--- start of DATA TO USE ---

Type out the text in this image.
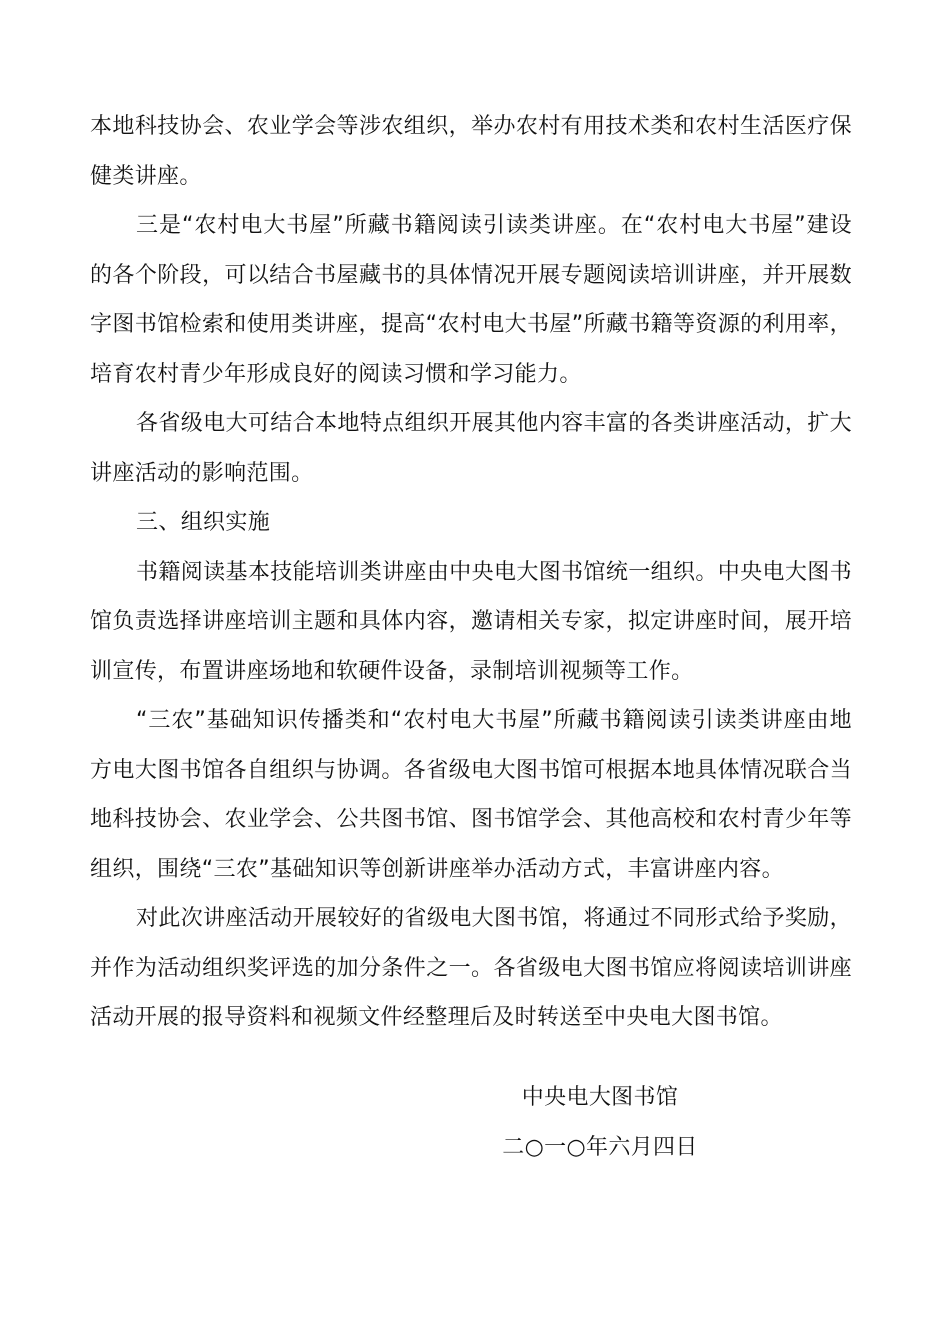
本地科技协会、农业学会等涉农组织，举办农村有用技术类和农村生活医疗保健类讲座。

三是“农村电大书屋”所藏书籍阅读引读类讲座。在“农村电大书屋”建设的各个阶段，可以结合书屋藏书的具体情况开展专题阅读培训讲座，并开展数字图书馆检索和使用类讲座，提高“农村电大书屋”所藏书籍等资源的利用率，培育农村青少年形成良好的阅读习惯和学习能力。

各省级电大可结合本地特点组织开展其他内容丰富的各类讲座活动，扩大讲座活动的影响范围。

三、组织实施

书籍阅读基本技能培训类讲座由中央电大图书馆统一组织。中央电大图书馆负责选择讲座培训主题和具体内容，邀请相关专家，拟定讲座时间，展开培训宣传，布置讲座场地和软硬件设备，录制培训视频等工作。

“三农”基础知识传播类和“农村电大书屋”所藏书籍阅读引读类讲座由地方电大图书馆各自组织与协调。各省级电大图书馆可根据本地具体情况联合当地科技协会、农业学会、公共图书馆、图书馆学会、其他高校和农村青少年等组织，围绕“三农”基础知识等创新讲座举办活动方式，丰富讲座内容。

对此次讲座活动开展较好的省级电大图书馆，将通过不同形式给予奖励，并作为活动组织奖评选的加分条件之一。各省级电大图书馆应将阅读培训讲座活动开展的报导资料和视频文件经整理后及时转送至中央电大图书馆。

中央电大图书馆

二○一○年六月四日
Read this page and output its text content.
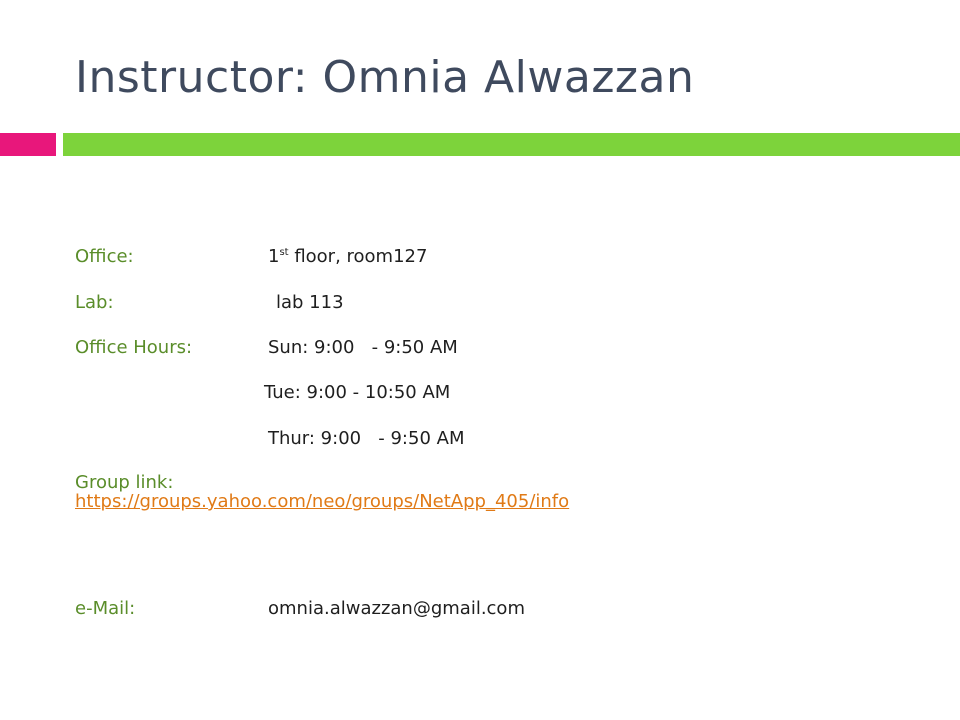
Instructor: Omnia Alwazzan
Office:	1st floor, room127
Lab:	lab 113
Office Hours:	Sun: 9:00   - 9:50 AM
Tue: 9:00 - 10:50 AM
Thur: 9:00   - 9:50 AM
Group link:
https://groups.yahoo.com/neo/groups/NetApp_405/info
e-Mail:	omnia.alwazzan@gmail.com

--- end of DATA TO USE ---

▸ **AIM OF THE TASK**: Find how many lines of the listing include the string "Office" and give that number, nothing else.

▸ **RESULT FOR THIS TASK**: 2